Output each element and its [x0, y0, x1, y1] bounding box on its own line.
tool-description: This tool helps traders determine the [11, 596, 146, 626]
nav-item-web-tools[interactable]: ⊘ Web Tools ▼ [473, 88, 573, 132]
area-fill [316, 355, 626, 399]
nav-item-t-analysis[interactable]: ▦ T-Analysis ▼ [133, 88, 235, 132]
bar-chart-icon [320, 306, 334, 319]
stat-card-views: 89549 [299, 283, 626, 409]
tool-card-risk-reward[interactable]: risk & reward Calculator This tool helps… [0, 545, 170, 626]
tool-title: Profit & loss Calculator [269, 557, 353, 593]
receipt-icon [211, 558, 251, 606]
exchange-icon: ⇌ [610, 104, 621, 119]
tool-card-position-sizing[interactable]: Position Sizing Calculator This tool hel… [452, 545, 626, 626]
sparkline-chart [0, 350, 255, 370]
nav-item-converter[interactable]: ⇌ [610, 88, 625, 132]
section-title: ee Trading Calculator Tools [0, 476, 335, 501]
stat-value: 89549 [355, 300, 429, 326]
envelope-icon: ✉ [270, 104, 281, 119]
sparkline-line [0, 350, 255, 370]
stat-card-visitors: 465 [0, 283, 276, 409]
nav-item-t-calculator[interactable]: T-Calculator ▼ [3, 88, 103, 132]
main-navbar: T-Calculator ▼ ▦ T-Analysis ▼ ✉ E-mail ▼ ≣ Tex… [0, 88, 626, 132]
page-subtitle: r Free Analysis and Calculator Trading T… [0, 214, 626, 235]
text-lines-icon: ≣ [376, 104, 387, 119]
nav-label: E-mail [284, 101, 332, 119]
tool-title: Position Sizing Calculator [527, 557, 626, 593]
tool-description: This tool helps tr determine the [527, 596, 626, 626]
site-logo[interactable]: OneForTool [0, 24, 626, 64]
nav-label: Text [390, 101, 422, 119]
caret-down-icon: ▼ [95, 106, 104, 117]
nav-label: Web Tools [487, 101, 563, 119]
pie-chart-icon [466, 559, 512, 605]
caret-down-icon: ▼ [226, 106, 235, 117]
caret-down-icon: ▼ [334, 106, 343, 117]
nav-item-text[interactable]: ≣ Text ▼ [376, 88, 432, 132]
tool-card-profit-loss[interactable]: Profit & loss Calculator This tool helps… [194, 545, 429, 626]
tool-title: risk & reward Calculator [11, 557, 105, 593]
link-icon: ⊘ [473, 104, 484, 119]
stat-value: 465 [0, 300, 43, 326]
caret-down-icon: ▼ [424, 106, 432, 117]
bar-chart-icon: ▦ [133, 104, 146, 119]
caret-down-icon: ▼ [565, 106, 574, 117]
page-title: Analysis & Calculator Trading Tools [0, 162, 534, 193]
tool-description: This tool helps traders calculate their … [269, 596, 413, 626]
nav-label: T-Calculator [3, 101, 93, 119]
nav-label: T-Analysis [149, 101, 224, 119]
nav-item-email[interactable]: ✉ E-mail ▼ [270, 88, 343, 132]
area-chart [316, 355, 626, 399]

Task directions =
Copy out every line of the records above word for word, without changing any character.

Right answer =
Output each element and its [x0, y0, x1, y1] bounding box on its own line.
tool-description: This tool helps traders determine the [11, 596, 146, 626]
nav-item-web-tools[interactable]: ⊘ Web Tools ▼ [473, 88, 573, 132]
area-fill [316, 355, 626, 399]
nav-item-t-analysis[interactable]: ▦ T-Analysis ▼ [133, 88, 235, 132]
bar-chart-icon [320, 306, 334, 319]
stat-card-views: 89549 [299, 283, 626, 409]
tool-card-risk-reward[interactable]: risk & reward Calculator This tool helps… [0, 545, 170, 626]
tool-title: Profit & loss Calculator [269, 557, 353, 593]
receipt-icon [211, 558, 251, 606]
exchange-icon: ⇌ [610, 104, 621, 119]
tool-card-position-sizing[interactable]: Position Sizing Calculator This tool hel… [452, 545, 626, 626]
sparkline-chart [0, 350, 255, 370]
nav-item-converter[interactable]: ⇌ [610, 88, 625, 132]
section-title: ee Trading Calculator Tools [0, 476, 335, 501]
stat-value: 89549 [355, 300, 429, 326]
envelope-icon: ✉ [270, 104, 281, 119]
sparkline-line [0, 350, 255, 370]
stat-card-visitors: 465 [0, 283, 276, 409]
nav-item-t-calculator[interactable]: T-Calculator ▼ [3, 88, 103, 132]
main-navbar: T-Calculator ▼ ▦ T-Analysis ▼ ✉ E-mail ▼ ≣ Tex… [0, 88, 626, 132]
page-subtitle: r Free Analysis and Calculator Trading T… [0, 214, 626, 235]
text-lines-icon: ≣ [376, 104, 387, 119]
nav-label: E-mail [284, 101, 332, 119]
tool-title: Position Sizing Calculator [527, 557, 626, 593]
tool-description: This tool helps tr determine the [527, 596, 626, 626]
site-logo[interactable]: OneForTool [0, 24, 626, 64]
nav-label: Text [390, 101, 422, 119]
caret-down-icon: ▼ [95, 106, 104, 117]
nav-label: Web Tools [487, 101, 563, 119]
pie-chart-icon [466, 559, 512, 605]
caret-down-icon: ▼ [226, 106, 235, 117]
caret-down-icon: ▼ [334, 106, 343, 117]
nav-item-text[interactable]: ≣ Text ▼ [376, 88, 432, 132]
tool-card-profit-loss[interactable]: Profit & loss Calculator This tool helps… [194, 545, 429, 626]
tool-title: risk & reward Calculator [11, 557, 105, 593]
link-icon: ⊘ [473, 104, 484, 119]
stat-value: 465 [0, 300, 43, 326]
caret-down-icon: ▼ [424, 106, 432, 117]
bar-chart-icon: ▦ [133, 104, 146, 119]
caret-down-icon: ▼ [565, 106, 574, 117]
page-title: Analysis & Calculator Trading Tools [0, 162, 534, 193]
tool-description: This tool helps traders calculate their … [269, 596, 413, 626]
nav-label: T-Calculator [3, 101, 93, 119]
nav-label: T-Analysis [149, 101, 224, 119]
nav-item-email[interactable]: ✉ E-mail ▼ [270, 88, 343, 132]
area-chart [316, 355, 626, 399]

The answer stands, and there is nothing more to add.